Of the lines in the listing, how many include the string "Cadmium"? Write the number and nothing else.

___ Data excerpts

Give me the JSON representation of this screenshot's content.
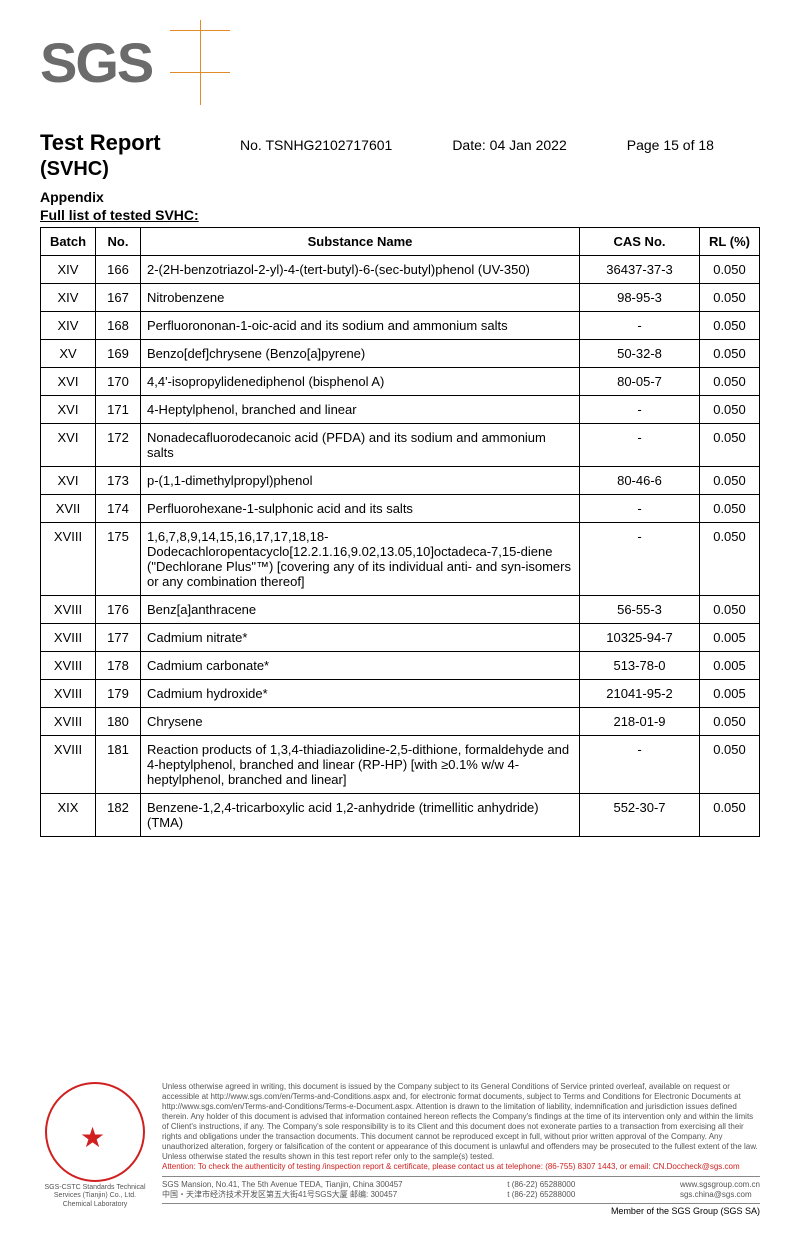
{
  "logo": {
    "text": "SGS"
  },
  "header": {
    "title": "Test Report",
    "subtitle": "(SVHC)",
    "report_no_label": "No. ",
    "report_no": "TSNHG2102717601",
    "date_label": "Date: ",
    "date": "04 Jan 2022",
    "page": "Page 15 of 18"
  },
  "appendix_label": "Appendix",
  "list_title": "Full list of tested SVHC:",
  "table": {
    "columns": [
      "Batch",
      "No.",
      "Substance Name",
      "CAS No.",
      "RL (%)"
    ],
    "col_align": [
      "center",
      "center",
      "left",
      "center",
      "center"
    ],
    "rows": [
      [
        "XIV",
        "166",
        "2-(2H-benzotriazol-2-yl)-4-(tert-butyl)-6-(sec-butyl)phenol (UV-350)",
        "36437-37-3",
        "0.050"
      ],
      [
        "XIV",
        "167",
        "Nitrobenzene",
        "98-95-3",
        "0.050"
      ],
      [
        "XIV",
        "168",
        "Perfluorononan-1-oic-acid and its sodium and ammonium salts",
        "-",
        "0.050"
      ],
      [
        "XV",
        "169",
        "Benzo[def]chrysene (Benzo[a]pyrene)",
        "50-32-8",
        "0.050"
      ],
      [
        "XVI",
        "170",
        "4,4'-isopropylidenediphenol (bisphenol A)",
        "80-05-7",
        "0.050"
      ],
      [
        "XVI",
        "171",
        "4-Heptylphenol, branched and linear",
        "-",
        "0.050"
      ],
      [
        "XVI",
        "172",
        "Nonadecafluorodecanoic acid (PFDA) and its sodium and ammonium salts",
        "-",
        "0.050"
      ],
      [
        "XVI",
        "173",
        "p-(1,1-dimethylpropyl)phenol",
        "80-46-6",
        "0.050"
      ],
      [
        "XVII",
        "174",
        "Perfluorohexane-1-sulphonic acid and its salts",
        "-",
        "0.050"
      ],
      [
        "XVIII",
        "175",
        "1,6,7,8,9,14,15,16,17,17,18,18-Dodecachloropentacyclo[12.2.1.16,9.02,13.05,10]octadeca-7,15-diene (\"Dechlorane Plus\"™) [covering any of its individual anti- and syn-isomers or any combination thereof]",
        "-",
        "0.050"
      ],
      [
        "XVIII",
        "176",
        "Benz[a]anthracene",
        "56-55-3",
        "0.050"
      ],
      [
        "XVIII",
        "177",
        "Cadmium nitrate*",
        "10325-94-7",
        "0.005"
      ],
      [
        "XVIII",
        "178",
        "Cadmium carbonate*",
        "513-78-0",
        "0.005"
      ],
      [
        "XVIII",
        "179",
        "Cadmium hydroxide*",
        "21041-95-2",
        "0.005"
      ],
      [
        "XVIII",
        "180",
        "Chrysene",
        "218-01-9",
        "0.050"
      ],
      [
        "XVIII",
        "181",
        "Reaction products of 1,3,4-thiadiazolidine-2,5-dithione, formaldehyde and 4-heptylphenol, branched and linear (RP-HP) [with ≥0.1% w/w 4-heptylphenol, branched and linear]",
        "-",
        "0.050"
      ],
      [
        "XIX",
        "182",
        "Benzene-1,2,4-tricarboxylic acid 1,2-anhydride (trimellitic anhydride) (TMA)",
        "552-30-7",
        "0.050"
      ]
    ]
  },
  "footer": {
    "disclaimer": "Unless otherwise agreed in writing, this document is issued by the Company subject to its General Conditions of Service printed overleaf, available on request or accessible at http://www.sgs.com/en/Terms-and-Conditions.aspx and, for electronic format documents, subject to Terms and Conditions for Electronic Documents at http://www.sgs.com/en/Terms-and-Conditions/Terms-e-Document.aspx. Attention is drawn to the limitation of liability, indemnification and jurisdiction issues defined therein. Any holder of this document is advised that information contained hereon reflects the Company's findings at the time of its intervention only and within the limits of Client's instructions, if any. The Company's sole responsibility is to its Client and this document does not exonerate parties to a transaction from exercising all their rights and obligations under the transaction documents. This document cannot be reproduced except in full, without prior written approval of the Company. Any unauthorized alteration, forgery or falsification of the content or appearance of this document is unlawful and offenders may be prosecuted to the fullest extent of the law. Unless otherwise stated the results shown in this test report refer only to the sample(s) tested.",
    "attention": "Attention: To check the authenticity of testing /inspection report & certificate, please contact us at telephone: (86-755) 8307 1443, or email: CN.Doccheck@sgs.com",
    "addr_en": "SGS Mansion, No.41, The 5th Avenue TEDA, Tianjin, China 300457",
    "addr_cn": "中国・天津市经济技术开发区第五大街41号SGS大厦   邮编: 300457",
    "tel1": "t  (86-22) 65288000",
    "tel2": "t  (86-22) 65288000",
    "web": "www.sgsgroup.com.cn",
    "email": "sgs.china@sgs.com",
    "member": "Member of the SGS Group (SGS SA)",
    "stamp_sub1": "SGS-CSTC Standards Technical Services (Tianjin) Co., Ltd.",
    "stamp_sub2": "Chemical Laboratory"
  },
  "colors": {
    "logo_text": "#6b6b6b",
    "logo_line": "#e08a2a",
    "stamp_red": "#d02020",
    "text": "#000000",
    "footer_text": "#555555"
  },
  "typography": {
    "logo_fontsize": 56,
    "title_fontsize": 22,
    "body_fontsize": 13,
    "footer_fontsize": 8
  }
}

______
___ Data excerpts

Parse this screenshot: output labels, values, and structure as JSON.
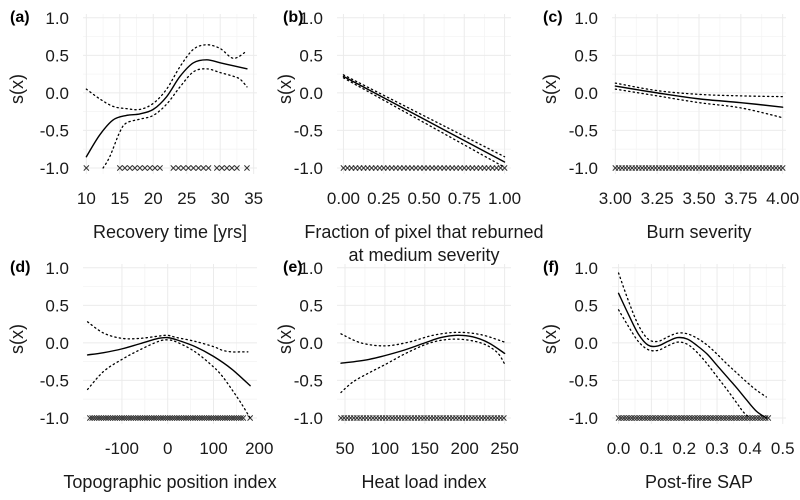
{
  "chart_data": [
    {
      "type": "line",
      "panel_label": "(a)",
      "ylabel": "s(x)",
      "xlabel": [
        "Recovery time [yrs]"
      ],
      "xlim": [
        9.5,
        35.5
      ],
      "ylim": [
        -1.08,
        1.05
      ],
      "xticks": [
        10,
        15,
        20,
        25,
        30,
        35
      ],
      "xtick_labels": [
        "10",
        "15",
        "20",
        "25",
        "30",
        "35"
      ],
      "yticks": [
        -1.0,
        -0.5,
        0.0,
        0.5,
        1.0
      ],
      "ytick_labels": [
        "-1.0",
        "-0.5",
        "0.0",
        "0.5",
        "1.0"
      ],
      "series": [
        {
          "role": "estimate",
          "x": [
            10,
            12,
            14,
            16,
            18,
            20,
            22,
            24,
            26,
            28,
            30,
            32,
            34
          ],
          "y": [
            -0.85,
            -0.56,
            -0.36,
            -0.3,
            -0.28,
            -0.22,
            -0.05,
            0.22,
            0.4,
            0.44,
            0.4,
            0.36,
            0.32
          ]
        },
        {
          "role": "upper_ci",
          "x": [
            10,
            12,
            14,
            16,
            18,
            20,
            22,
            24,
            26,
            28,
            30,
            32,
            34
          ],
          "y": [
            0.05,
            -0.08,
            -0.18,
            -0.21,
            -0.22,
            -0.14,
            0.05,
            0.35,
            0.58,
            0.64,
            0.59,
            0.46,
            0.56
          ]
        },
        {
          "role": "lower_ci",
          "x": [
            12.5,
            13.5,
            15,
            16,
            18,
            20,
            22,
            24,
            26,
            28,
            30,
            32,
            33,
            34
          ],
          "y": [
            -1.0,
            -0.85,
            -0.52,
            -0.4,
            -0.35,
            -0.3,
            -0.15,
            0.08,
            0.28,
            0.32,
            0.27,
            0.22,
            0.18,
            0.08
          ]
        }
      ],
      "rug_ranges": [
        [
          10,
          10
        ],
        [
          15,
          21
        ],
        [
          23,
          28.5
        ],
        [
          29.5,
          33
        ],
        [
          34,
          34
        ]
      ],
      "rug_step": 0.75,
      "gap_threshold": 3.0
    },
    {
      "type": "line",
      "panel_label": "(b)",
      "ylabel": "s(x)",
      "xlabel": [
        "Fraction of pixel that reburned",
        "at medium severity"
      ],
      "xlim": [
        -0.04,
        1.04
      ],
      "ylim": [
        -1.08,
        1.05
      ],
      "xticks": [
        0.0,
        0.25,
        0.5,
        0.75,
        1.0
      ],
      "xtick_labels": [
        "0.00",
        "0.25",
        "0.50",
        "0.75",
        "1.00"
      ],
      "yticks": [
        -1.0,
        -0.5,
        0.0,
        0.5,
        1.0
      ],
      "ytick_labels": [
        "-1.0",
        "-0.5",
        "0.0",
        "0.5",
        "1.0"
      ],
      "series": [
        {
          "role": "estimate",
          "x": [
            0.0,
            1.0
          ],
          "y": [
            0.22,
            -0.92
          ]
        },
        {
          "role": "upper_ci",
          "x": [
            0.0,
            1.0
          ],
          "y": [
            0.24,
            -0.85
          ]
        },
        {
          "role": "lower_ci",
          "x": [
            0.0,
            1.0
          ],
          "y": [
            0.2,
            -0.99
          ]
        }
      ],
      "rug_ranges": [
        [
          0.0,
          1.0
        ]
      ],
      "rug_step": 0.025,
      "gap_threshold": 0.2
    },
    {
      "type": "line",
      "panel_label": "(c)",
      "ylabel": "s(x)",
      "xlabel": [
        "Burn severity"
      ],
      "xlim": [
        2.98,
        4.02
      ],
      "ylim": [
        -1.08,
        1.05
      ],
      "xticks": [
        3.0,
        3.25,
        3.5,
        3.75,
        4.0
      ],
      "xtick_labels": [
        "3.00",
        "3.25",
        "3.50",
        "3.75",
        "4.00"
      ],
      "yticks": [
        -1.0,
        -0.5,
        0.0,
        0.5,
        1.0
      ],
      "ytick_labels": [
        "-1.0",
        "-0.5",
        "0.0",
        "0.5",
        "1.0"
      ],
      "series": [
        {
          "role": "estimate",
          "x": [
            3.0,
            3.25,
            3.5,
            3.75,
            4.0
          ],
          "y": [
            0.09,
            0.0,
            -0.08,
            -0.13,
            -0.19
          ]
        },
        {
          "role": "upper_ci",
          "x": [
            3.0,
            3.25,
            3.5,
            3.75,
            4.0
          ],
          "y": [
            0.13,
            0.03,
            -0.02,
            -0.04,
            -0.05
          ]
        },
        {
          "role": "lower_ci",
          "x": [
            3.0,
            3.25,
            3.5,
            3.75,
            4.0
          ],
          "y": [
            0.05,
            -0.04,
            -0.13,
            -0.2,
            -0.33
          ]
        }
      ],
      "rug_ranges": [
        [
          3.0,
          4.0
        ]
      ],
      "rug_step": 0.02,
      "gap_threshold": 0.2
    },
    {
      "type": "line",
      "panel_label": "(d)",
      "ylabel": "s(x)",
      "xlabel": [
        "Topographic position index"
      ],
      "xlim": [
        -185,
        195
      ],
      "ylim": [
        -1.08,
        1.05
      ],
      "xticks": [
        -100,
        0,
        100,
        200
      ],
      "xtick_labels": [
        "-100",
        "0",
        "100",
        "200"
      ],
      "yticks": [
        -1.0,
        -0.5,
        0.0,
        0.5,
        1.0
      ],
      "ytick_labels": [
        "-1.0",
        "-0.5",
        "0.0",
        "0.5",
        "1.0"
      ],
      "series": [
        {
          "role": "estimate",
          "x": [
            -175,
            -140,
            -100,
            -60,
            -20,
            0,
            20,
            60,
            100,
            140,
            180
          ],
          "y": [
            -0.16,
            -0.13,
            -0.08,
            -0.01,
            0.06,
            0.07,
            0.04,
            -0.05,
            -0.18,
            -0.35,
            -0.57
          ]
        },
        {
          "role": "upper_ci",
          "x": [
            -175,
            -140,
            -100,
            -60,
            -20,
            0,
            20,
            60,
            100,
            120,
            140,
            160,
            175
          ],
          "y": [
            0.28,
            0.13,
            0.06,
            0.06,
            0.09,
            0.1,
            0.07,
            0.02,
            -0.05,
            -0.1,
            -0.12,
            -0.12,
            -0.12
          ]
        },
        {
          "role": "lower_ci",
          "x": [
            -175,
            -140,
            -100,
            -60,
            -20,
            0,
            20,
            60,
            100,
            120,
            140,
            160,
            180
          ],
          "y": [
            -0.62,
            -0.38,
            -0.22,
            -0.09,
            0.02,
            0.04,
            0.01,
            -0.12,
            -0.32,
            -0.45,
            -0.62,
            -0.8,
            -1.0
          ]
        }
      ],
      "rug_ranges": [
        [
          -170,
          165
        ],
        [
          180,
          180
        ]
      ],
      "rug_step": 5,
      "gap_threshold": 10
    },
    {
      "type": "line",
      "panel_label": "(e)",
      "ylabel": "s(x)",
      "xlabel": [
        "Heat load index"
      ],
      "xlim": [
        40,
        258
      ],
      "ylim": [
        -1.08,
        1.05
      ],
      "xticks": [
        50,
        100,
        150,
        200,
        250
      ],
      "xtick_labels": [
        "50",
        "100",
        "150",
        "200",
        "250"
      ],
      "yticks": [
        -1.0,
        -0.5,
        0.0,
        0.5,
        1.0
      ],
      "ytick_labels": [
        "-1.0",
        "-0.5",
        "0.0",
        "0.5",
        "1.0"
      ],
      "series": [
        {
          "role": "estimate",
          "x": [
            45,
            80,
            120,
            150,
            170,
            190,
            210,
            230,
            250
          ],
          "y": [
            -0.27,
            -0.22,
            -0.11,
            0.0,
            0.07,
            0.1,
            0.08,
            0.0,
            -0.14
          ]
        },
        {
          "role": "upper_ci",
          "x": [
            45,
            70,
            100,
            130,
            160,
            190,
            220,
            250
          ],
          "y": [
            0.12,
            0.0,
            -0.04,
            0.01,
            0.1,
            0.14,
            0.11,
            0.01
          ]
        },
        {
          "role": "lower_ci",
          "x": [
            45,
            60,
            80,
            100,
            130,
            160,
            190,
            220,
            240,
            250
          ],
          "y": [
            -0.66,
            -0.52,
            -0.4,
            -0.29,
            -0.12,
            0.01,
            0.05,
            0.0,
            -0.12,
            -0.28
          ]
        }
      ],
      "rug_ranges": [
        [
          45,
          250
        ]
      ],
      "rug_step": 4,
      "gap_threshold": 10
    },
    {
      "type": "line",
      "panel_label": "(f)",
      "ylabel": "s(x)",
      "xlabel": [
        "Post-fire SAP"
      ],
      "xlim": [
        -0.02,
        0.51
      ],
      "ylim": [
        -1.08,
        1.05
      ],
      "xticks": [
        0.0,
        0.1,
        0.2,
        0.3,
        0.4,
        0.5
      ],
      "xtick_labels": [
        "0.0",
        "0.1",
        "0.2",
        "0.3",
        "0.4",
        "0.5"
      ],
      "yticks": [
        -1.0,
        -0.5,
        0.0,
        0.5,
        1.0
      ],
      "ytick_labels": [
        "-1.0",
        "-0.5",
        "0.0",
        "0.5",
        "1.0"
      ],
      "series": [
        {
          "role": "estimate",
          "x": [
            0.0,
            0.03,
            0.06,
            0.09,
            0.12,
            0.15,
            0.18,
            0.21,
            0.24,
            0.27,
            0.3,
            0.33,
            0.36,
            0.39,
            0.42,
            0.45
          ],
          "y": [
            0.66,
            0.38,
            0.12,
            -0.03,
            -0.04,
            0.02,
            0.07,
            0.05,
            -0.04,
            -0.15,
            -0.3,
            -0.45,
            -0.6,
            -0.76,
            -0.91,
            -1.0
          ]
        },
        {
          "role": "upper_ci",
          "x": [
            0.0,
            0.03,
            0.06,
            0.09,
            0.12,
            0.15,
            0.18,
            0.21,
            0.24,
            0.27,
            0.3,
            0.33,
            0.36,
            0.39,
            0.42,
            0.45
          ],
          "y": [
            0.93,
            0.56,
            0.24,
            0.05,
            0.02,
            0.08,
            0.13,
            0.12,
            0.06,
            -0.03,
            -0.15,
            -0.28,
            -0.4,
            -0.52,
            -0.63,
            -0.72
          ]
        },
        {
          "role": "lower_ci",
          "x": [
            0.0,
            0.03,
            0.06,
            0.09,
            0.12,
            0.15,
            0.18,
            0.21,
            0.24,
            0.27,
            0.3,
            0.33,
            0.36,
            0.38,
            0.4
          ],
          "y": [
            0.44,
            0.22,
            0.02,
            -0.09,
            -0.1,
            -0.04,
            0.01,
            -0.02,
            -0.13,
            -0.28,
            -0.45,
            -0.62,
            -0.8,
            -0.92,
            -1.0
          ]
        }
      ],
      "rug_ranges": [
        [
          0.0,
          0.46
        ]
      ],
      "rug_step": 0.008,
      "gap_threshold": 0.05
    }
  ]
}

______
___ Data excerpts

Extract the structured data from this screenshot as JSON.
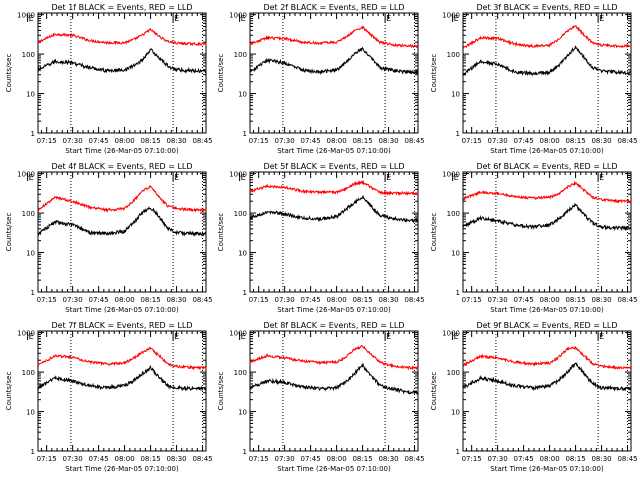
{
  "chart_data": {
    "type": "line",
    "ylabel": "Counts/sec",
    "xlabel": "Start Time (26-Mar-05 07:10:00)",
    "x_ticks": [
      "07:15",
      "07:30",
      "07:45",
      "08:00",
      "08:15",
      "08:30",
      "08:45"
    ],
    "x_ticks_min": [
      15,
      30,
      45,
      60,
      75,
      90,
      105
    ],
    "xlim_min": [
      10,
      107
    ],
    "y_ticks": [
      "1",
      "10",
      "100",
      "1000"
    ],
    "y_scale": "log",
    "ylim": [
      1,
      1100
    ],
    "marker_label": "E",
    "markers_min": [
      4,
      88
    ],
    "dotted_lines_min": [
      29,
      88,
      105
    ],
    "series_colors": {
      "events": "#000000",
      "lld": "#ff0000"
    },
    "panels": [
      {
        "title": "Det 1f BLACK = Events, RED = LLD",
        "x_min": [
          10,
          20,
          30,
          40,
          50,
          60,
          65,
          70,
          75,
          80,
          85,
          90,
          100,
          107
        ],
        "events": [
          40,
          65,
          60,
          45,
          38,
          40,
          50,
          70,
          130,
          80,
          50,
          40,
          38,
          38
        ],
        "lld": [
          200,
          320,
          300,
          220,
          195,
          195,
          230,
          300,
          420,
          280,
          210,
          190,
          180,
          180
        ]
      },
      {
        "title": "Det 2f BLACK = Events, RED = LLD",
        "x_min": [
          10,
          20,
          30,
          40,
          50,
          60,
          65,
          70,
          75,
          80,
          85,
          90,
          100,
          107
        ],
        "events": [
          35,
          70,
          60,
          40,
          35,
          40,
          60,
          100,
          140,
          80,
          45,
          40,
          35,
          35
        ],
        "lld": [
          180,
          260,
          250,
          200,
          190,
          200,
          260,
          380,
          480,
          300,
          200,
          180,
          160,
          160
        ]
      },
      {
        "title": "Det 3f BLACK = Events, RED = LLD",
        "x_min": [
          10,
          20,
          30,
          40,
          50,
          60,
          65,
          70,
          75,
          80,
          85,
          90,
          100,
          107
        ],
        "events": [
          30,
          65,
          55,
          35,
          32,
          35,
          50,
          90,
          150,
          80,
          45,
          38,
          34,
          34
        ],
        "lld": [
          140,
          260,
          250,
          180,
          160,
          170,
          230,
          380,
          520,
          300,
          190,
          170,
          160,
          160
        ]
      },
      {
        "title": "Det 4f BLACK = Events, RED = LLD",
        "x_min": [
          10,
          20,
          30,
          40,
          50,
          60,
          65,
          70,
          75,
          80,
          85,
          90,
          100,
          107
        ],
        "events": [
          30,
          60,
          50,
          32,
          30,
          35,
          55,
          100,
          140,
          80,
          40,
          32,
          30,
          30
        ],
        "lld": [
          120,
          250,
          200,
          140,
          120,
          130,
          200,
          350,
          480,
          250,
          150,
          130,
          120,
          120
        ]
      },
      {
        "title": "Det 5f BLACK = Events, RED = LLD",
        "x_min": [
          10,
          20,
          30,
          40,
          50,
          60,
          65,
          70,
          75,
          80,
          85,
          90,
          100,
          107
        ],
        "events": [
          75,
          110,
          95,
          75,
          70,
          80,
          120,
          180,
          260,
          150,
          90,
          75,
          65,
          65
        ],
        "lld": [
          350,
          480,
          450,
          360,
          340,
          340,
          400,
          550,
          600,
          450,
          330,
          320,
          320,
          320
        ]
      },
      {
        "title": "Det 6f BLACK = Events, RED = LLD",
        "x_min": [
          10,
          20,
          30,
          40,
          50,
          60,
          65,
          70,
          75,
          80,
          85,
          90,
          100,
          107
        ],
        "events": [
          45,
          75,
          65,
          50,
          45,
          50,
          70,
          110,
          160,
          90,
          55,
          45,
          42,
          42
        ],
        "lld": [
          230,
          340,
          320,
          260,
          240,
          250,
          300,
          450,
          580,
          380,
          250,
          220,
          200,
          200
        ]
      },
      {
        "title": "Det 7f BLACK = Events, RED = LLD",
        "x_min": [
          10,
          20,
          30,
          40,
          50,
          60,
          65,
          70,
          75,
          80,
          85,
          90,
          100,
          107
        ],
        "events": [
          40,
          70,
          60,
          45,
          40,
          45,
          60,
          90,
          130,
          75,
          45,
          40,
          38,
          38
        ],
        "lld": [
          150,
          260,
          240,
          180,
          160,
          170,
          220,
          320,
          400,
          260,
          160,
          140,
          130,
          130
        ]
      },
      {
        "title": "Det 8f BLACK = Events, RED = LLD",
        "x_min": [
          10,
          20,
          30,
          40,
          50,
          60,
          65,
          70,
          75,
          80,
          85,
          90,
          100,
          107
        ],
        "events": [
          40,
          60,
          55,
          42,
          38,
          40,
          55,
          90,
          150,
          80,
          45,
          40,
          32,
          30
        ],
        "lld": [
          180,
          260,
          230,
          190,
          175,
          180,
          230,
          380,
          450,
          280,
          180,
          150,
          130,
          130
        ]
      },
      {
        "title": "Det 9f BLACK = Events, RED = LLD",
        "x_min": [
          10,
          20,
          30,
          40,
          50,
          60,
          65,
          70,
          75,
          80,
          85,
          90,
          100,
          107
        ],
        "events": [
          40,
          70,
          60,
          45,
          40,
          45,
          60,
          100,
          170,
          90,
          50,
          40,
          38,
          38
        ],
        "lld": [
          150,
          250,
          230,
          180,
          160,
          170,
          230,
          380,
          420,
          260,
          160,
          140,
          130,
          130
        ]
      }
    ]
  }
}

______

● **Finished answer**:
3